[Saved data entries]

┌──

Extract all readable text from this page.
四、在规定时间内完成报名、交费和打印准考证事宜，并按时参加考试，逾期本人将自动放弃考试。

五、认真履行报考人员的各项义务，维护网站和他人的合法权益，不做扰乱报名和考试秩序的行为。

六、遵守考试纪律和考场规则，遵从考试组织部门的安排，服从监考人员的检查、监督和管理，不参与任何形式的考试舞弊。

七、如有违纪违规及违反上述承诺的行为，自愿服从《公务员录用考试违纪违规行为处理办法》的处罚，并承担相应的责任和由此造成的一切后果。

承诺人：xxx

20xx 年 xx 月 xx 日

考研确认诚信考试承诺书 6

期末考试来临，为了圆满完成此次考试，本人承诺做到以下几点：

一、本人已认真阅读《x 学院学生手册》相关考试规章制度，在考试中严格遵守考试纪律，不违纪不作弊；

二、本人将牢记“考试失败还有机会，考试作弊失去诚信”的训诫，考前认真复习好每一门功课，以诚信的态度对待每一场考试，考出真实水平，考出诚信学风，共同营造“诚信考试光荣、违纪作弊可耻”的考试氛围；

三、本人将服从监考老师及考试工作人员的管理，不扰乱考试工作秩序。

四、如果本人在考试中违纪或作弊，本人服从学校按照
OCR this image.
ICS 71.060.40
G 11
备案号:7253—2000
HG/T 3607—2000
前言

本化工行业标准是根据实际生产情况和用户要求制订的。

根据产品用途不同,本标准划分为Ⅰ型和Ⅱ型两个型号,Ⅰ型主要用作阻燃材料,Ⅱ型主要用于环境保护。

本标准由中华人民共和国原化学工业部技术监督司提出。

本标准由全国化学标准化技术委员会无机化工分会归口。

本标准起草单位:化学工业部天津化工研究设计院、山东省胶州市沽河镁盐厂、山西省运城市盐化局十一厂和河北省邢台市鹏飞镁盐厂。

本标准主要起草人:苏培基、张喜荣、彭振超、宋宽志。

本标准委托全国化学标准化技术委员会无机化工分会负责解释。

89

└──

** WHAT TO WORK ON **
Copy each line of the records above that carries the word "this".

** RESPONSE **
Extract all readable text from this page.
OCR this image.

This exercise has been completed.